Print every one of the records below word for word, omitting the pictures.
** BEGIN Given records **
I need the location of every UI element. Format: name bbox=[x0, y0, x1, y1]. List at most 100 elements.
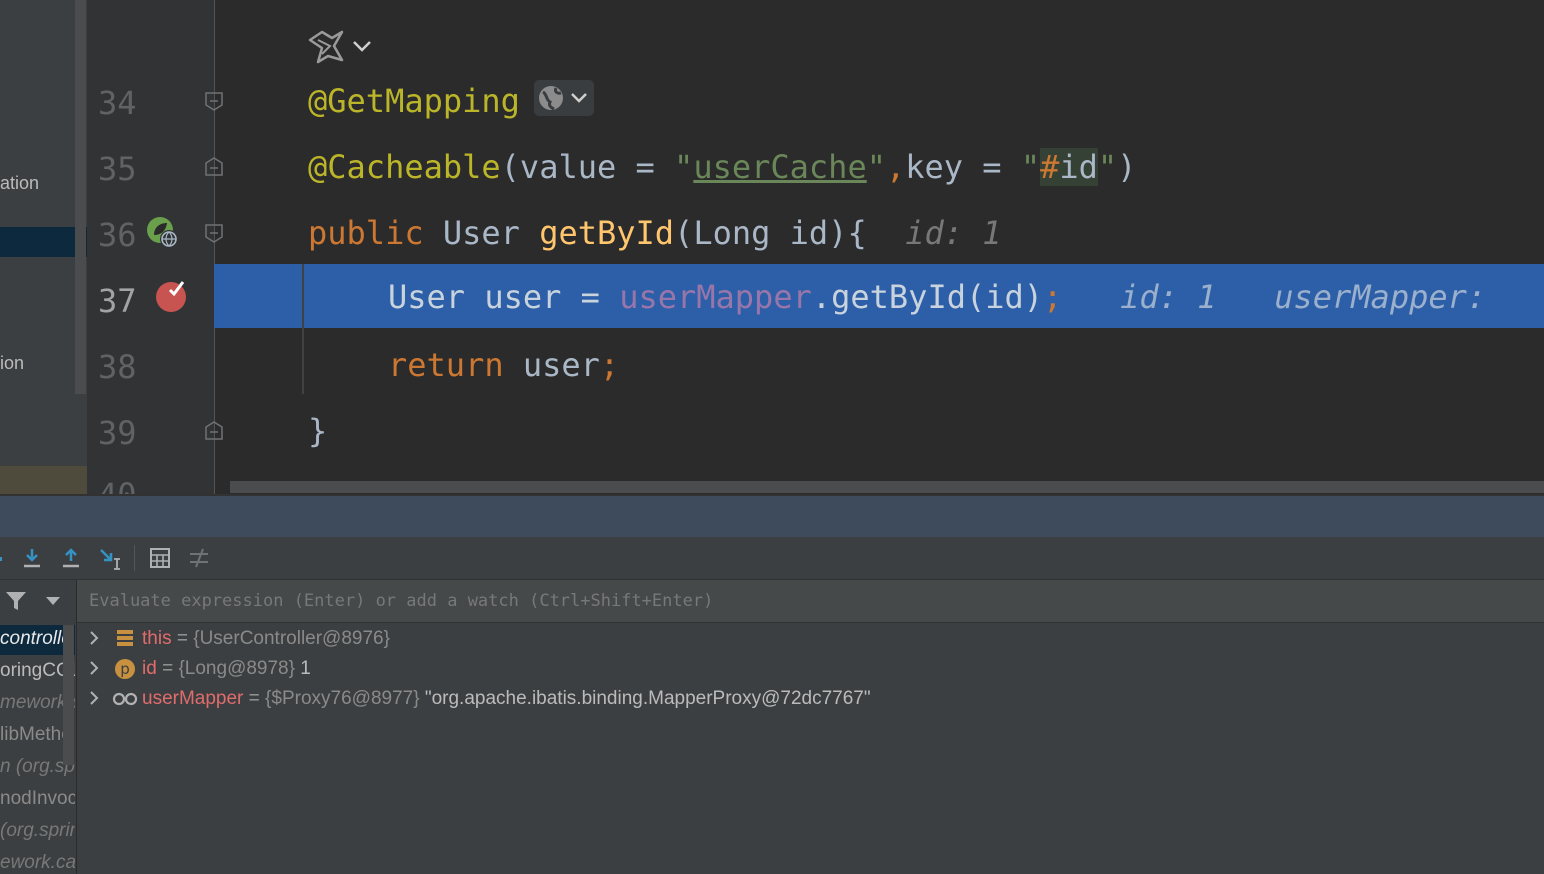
parameter-icon: p bbox=[115, 659, 135, 679]
code-operator: = bbox=[963, 148, 1021, 186]
variable-row[interactable]: this = {UserController@8976} bbox=[142, 628, 390, 650]
project-panel: ation ion bbox=[0, 0, 87, 494]
indent-guide bbox=[302, 264, 304, 394]
variables-panel bbox=[77, 580, 1544, 874]
evaluate-expression-input[interactable]: Evaluate expression (Enter) or add a wat… bbox=[89, 591, 713, 611]
variable-type: {$Proxy76@8977} bbox=[265, 688, 420, 709]
code-quote: " bbox=[674, 148, 694, 186]
hint-text: id: 1 bbox=[1120, 278, 1217, 316]
step-out-icon[interactable] bbox=[58, 545, 84, 571]
line-number: 35 bbox=[98, 150, 137, 188]
line-number: 36 bbox=[98, 216, 137, 254]
code-quote: " bbox=[866, 148, 886, 186]
code-text: User user = bbox=[388, 278, 620, 316]
chevron-right-icon[interactable] bbox=[88, 690, 100, 706]
code-brace: } bbox=[308, 412, 328, 450]
stack-frame[interactable]: ework.cac bbox=[0, 852, 75, 874]
project-panel-footer bbox=[0, 466, 87, 494]
inline-value-hint: id: 1 userMapper: bbox=[1062, 278, 1505, 316]
variable-row[interactable]: id = {Long@8978} 1 bbox=[142, 658, 311, 680]
code-punct: ; bbox=[599, 346, 620, 384]
code-line-34[interactable]: @GetMapping bbox=[308, 82, 520, 120]
code-operator: = bbox=[616, 148, 675, 186]
filter-icon[interactable] bbox=[4, 590, 30, 612]
project-tree-item[interactable]: ation bbox=[0, 173, 39, 194]
chevron-right-icon[interactable] bbox=[88, 660, 100, 676]
code-annotation: @Cacheable bbox=[308, 148, 501, 186]
fold-collapse-icon[interactable] bbox=[203, 90, 225, 112]
line-number: 38 bbox=[98, 348, 137, 386]
endpoint-globe-icon[interactable] bbox=[534, 80, 594, 116]
code-type: User bbox=[423, 214, 540, 252]
line-number-current: 37 bbox=[98, 282, 137, 320]
chevron-right-icon[interactable] bbox=[88, 630, 100, 646]
fold-collapse-icon[interactable] bbox=[203, 156, 225, 178]
code-keyword: public bbox=[308, 214, 424, 252]
editor-horizontal-scrollbar[interactable] bbox=[230, 481, 1544, 493]
code-line-35[interactable]: @Cacheable(value = "userCache",key = "#i… bbox=[308, 148, 1136, 186]
code-ident: id bbox=[1059, 148, 1098, 186]
code-params: (Long id){ bbox=[674, 214, 867, 252]
code-punct: , bbox=[885, 148, 906, 186]
spel-expression: #id bbox=[1040, 148, 1098, 186]
frames-scrollbar[interactable] bbox=[63, 625, 74, 765]
breakpoint-icon[interactable] bbox=[154, 278, 190, 314]
project-tree-item[interactable]: ion bbox=[0, 353, 24, 374]
frames-panel: controlle oringCGL mework.c libMetho n (… bbox=[0, 580, 77, 874]
variable-type: {Long@8978} bbox=[178, 658, 295, 679]
code-ident: user bbox=[503, 346, 600, 384]
code-string[interactable]: userCache bbox=[693, 148, 866, 186]
code-line-38[interactable]: return user; bbox=[388, 346, 619, 384]
trace-current-stream-icon[interactable] bbox=[186, 545, 212, 571]
project-scrollbar[interactable] bbox=[75, 0, 86, 394]
code-method: getById bbox=[539, 214, 675, 252]
line-number: 39 bbox=[98, 414, 137, 452]
code-punct: ) bbox=[1117, 148, 1137, 186]
project-tree-selected-item[interactable] bbox=[0, 227, 87, 257]
variable-name: this bbox=[142, 628, 172, 649]
evaluate-expression-bar[interactable]: Evaluate expression (Enter) or add a wat… bbox=[77, 580, 1544, 623]
code-quote: " bbox=[1020, 148, 1041, 186]
line-number: 34 bbox=[98, 84, 137, 122]
code-line-37[interactable]: User user = userMapper.getById(id); id: … bbox=[388, 278, 1505, 316]
code-field: userMapper bbox=[619, 278, 812, 316]
evaluate-expression-icon[interactable] bbox=[147, 545, 173, 571]
variable-name: userMapper bbox=[142, 688, 244, 709]
code-param: key bbox=[905, 148, 964, 186]
field-icon bbox=[117, 630, 133, 646]
code-punct: ; bbox=[1043, 278, 1063, 316]
debug-tool-window-header bbox=[0, 494, 1544, 538]
toolbar-separator bbox=[134, 545, 135, 571]
variable-equals: = bbox=[156, 658, 179, 679]
variable-value: "org.apache.ibatis.binding.MapperProxy@7… bbox=[419, 688, 871, 709]
variable-equals: = bbox=[171, 628, 194, 649]
stack-frame[interactable]: nodInvoca bbox=[0, 788, 75, 810]
execution-point-line: User user = userMapper.getById(id); id: … bbox=[214, 264, 1544, 328]
stack-frame[interactable]: (org.sprin bbox=[0, 820, 75, 842]
code-line-39[interactable]: } bbox=[308, 412, 327, 450]
dropdown-arrow-icon[interactable] bbox=[44, 594, 62, 608]
fold-expand-end-icon[interactable] bbox=[203, 420, 225, 442]
variable-row[interactable]: userMapper = {$Proxy76@8977} "org.apache… bbox=[142, 688, 871, 710]
code-hash: # bbox=[1040, 148, 1060, 186]
step-into-icon[interactable] bbox=[19, 545, 45, 571]
code-punct: ( bbox=[500, 148, 520, 186]
code-param: value bbox=[519, 148, 617, 186]
code-annotation: @GetMapping bbox=[308, 82, 520, 120]
code-quote: " bbox=[1097, 148, 1118, 186]
inline-value-hint: id: 1 bbox=[867, 214, 1002, 252]
spring-endpoints-icon[interactable] bbox=[304, 26, 376, 66]
watch-glasses-icon bbox=[112, 692, 138, 706]
step-over-icon[interactable] bbox=[0, 545, 20, 571]
variable-value: 1 bbox=[294, 658, 311, 679]
variable-equals: = bbox=[243, 688, 266, 709]
variable-name: id bbox=[142, 658, 157, 679]
line-number: 40 bbox=[98, 476, 143, 494]
hint-text: id: 1 bbox=[905, 214, 1002, 252]
code-text: .getById(id) bbox=[811, 278, 1044, 316]
run-to-cursor-icon[interactable] bbox=[97, 545, 123, 571]
code-line-36[interactable]: public User getById(Long id){ id: 1 bbox=[308, 214, 1002, 252]
fold-collapse-icon[interactable] bbox=[203, 222, 225, 244]
hint-text: userMapper: bbox=[1274, 278, 1506, 316]
spring-bean-icon[interactable] bbox=[145, 215, 179, 249]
** END Given records **
Completed exercise:
I need the location of every UI element. Format: name bbox=[x0, y0, x1, y1]. List at most 100 elements.
parameter-icon: p bbox=[115, 659, 135, 679]
code-operator: = bbox=[963, 148, 1021, 186]
variable-row[interactable]: this = {UserController@8976} bbox=[142, 628, 390, 650]
project-panel: ation ion bbox=[0, 0, 87, 494]
indent-guide bbox=[302, 264, 304, 394]
variables-panel bbox=[77, 580, 1544, 874]
evaluate-expression-input[interactable]: Evaluate expression (Enter) or add a wat… bbox=[89, 591, 713, 611]
variable-type: {$Proxy76@8977} bbox=[265, 688, 420, 709]
code-quote: " bbox=[674, 148, 694, 186]
hint-text: id: 1 bbox=[1120, 278, 1217, 316]
step-out-icon[interactable] bbox=[58, 545, 84, 571]
line-number: 35 bbox=[98, 150, 137, 188]
line-number: 36 bbox=[98, 216, 137, 254]
code-quote: " bbox=[866, 148, 886, 186]
code-text: User user = bbox=[388, 278, 620, 316]
chevron-right-icon[interactable] bbox=[88, 690, 100, 706]
code-brace: } bbox=[308, 412, 328, 450]
stack-frame[interactable]: ework.cac bbox=[0, 852, 75, 874]
project-panel-footer bbox=[0, 466, 87, 494]
inline-value-hint: id: 1 userMapper: bbox=[1062, 278, 1505, 316]
variable-row[interactable]: id = {Long@8978} 1 bbox=[142, 658, 311, 680]
code-punct: ; bbox=[599, 346, 620, 384]
code-line-34[interactable]: @GetMapping bbox=[308, 82, 520, 120]
code-operator: = bbox=[616, 148, 675, 186]
filter-icon[interactable] bbox=[4, 590, 30, 612]
project-tree-item[interactable]: ation bbox=[0, 173, 39, 194]
chevron-right-icon[interactable] bbox=[88, 660, 100, 676]
code-annotation: @Cacheable bbox=[308, 148, 501, 186]
fold-collapse-icon[interactable] bbox=[203, 90, 225, 112]
line-number: 38 bbox=[98, 348, 137, 386]
endpoint-globe-icon[interactable] bbox=[534, 80, 594, 116]
code-type: User bbox=[423, 214, 540, 252]
line-number-current: 37 bbox=[98, 282, 137, 320]
chevron-right-icon[interactable] bbox=[88, 630, 100, 646]
fold-collapse-icon[interactable] bbox=[203, 156, 225, 178]
code-keyword: public bbox=[308, 214, 424, 252]
editor-horizontal-scrollbar[interactable] bbox=[230, 481, 1544, 493]
code-line-35[interactable]: @Cacheable(value = "userCache",key = "#i… bbox=[308, 148, 1136, 186]
code-ident: id bbox=[1059, 148, 1098, 186]
code-params: (Long id){ bbox=[674, 214, 867, 252]
code-punct: , bbox=[885, 148, 906, 186]
spel-expression: #id bbox=[1040, 148, 1098, 186]
frames-scrollbar[interactable] bbox=[63, 625, 74, 765]
breakpoint-icon[interactable] bbox=[154, 278, 190, 314]
project-tree-item[interactable]: ion bbox=[0, 353, 24, 374]
frames-panel: controlle oringCGL mework.c libMetho n (… bbox=[0, 580, 77, 874]
variable-type: {Long@8978} bbox=[178, 658, 295, 679]
code-ident: user bbox=[503, 346, 600, 384]
code-string[interactable]: userCache bbox=[693, 148, 866, 186]
code-line-38[interactable]: return user; bbox=[388, 346, 619, 384]
trace-current-stream-icon[interactable] bbox=[186, 545, 212, 571]
project-scrollbar[interactable] bbox=[75, 0, 86, 394]
code-method: getById bbox=[539, 214, 675, 252]
line-number: 39 bbox=[98, 414, 137, 452]
code-punct: ) bbox=[1117, 148, 1137, 186]
project-tree-selected-item[interactable] bbox=[0, 227, 87, 257]
variable-name: this bbox=[142, 628, 172, 649]
evaluate-expression-bar[interactable]: Evaluate expression (Enter) or add a wat… bbox=[77, 580, 1544, 623]
code-quote: " bbox=[1020, 148, 1041, 186]
line-number: 34 bbox=[98, 84, 137, 122]
code-line-37[interactable]: User user = userMapper.getById(id); id: … bbox=[388, 278, 1505, 316]
code-field: userMapper bbox=[619, 278, 812, 316]
evaluate-expression-icon[interactable] bbox=[147, 545, 173, 571]
variable-name: userMapper bbox=[142, 688, 244, 709]
code-param: key bbox=[905, 148, 964, 186]
field-icon bbox=[117, 630, 133, 646]
code-punct: ; bbox=[1043, 278, 1063, 316]
debug-tool-window-header bbox=[0, 494, 1544, 538]
toolbar-separator bbox=[134, 545, 135, 571]
variable-equals: = bbox=[156, 658, 179, 679]
variable-value: "org.apache.ibatis.binding.MapperProxy@7… bbox=[419, 688, 871, 709]
variable-equals: = bbox=[171, 628, 194, 649]
stack-frame[interactable]: nodInvoca bbox=[0, 788, 75, 810]
execution-point-line: User user = userMapper.getById(id); id: … bbox=[214, 264, 1544, 328]
stack-frame[interactable]: (org.sprin bbox=[0, 820, 75, 842]
code-line-39[interactable]: } bbox=[308, 412, 327, 450]
dropdown-arrow-icon[interactable] bbox=[44, 594, 62, 608]
fold-expand-end-icon[interactable] bbox=[203, 420, 225, 442]
variable-row[interactable]: userMapper = {$Proxy76@8977} "org.apache… bbox=[142, 688, 871, 710]
code-hash: # bbox=[1040, 148, 1060, 186]
step-into-icon[interactable] bbox=[19, 545, 45, 571]
code-punct: ( bbox=[500, 148, 520, 186]
code-param: value bbox=[519, 148, 617, 186]
code-annotation: @GetMapping bbox=[308, 82, 520, 120]
code-quote: " bbox=[1097, 148, 1118, 186]
inline-value-hint: id: 1 bbox=[867, 214, 1002, 252]
spring-endpoints-icon[interactable] bbox=[304, 26, 376, 66]
watch-glasses-icon bbox=[112, 692, 138, 706]
step-over-icon[interactable] bbox=[0, 545, 20, 571]
variable-value: 1 bbox=[294, 658, 311, 679]
variable-equals: = bbox=[243, 688, 266, 709]
variable-name: id bbox=[142, 658, 157, 679]
line-number: 40 bbox=[98, 476, 143, 494]
hint-text: id: 1 bbox=[905, 214, 1002, 252]
code-text: .getById(id) bbox=[811, 278, 1044, 316]
run-to-cursor-icon[interactable] bbox=[97, 545, 123, 571]
code-line-36[interactable]: public User getById(Long id){ id: 1 bbox=[308, 214, 1002, 252]
fold-collapse-icon[interactable] bbox=[203, 222, 225, 244]
hint-text: userMapper: bbox=[1274, 278, 1506, 316]
spring-bean-icon[interactable] bbox=[145, 215, 179, 249]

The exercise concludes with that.